WHAT THIS TASK INVOLVES:
In the material below, identify each line bearing the word "name". Reproduce those lines.

SOURCE MATERIAL:
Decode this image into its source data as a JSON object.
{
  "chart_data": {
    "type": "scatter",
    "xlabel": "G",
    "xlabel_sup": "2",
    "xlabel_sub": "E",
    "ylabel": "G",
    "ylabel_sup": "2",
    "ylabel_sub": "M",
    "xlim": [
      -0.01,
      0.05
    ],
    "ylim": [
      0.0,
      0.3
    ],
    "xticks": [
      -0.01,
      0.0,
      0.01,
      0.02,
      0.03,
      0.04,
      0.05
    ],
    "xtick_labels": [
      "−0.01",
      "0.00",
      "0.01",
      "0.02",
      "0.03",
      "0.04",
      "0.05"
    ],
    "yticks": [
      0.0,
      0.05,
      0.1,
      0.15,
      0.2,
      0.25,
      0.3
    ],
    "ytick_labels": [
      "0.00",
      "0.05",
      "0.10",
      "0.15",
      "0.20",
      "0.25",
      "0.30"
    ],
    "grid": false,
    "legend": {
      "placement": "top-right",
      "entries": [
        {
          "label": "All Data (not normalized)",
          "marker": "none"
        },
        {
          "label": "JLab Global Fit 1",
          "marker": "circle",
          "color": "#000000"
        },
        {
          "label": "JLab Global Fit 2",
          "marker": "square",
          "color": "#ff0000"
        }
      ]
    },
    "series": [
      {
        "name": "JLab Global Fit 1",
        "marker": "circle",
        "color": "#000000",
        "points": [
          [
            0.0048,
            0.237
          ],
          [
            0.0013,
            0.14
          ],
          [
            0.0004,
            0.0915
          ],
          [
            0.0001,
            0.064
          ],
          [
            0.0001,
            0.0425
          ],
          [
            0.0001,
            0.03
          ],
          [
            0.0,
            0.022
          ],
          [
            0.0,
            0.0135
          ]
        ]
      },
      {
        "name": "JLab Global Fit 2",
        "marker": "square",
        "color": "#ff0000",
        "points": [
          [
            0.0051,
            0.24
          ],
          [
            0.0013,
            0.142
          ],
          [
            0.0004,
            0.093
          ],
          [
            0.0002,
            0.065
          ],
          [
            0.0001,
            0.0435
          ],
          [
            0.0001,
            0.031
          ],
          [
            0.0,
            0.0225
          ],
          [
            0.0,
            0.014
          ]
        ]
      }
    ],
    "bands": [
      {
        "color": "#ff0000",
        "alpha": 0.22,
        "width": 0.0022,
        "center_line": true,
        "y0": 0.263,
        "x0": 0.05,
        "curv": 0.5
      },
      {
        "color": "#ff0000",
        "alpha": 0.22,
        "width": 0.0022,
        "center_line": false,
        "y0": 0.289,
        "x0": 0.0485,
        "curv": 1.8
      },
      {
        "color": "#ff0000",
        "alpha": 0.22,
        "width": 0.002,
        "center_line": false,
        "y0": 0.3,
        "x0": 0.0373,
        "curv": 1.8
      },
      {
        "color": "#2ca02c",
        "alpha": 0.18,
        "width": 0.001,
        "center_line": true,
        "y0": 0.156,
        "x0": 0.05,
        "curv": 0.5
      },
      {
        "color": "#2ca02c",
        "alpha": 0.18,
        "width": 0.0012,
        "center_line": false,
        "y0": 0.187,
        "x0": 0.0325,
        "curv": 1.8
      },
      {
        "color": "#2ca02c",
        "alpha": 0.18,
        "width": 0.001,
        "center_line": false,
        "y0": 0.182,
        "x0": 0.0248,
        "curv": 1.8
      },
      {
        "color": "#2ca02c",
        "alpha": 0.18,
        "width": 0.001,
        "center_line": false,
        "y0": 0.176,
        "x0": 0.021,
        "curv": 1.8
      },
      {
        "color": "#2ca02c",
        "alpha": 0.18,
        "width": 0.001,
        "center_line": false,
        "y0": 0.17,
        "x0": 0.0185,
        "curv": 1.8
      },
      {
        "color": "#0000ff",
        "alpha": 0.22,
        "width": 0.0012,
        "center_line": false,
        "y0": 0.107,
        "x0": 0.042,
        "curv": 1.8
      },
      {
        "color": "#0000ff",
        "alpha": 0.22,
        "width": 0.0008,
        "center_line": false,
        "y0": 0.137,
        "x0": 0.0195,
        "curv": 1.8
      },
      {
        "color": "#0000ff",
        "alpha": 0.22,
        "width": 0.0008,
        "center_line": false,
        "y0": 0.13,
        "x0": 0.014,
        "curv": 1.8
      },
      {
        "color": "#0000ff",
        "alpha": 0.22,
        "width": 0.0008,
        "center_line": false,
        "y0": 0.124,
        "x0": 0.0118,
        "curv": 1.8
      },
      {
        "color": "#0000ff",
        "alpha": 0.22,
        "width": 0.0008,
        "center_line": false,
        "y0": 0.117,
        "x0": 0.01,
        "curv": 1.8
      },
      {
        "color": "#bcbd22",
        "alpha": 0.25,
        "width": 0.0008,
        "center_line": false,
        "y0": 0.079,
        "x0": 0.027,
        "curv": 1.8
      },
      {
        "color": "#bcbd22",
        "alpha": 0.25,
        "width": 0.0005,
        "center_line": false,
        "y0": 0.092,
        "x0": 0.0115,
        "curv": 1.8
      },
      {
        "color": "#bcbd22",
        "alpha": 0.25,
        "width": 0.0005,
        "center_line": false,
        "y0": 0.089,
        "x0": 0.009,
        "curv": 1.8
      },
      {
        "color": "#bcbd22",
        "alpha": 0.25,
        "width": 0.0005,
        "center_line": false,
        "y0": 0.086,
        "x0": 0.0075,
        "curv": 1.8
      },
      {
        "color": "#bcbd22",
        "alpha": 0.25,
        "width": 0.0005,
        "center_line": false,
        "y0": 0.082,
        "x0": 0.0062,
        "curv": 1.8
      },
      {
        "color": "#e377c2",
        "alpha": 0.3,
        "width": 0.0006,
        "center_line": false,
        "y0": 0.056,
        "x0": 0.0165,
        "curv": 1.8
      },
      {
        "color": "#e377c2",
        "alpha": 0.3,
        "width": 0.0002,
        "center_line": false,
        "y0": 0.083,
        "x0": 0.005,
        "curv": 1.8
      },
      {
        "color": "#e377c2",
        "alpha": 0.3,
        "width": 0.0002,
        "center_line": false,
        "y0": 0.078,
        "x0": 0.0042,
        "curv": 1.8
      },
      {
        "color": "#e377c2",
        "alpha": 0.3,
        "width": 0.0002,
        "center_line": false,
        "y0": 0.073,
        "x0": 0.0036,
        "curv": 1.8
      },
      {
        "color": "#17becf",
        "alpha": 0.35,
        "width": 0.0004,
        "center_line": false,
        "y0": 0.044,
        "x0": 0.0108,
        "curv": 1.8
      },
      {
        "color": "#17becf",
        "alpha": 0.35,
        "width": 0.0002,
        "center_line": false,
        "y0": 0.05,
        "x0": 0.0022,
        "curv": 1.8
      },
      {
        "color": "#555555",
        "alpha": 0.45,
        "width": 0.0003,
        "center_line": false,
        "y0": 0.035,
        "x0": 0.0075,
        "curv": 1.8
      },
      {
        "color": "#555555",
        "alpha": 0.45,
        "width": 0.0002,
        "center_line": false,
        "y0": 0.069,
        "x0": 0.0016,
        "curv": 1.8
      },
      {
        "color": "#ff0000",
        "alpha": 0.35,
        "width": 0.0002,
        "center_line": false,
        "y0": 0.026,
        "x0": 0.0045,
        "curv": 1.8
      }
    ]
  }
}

OUTPUT FOR THIS EXERCISE:
        "name": "JLab Global Fit 1",
        "name": "JLab Global Fit 2",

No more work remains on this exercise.